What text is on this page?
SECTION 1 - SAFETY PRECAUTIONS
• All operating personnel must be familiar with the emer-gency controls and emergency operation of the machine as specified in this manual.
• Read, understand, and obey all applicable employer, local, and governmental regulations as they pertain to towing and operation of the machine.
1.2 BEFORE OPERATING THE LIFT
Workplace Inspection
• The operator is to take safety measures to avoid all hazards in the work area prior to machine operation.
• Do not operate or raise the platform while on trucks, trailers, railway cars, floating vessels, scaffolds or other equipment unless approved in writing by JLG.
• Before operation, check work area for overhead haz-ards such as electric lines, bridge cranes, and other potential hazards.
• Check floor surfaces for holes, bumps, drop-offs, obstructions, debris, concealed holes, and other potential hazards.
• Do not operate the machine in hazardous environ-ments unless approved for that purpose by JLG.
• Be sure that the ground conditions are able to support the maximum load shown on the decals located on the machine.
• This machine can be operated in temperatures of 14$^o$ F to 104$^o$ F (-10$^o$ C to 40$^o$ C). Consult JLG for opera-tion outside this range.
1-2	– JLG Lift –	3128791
#####
§ **Stated task**:
Copy all lines from the material that contain "hazards".

§ **Complete response**:
• The operator is to take safety measures to avoid all hazards in the work area prior to machine operation.
• Before operation, check work area for overhead haz-ards such as electric lines, bridge cranes, and other potential hazards.
• Check floor surfaces for holes, bumps, drop-offs, obstructions, debris, concealed holes, and other potential hazards.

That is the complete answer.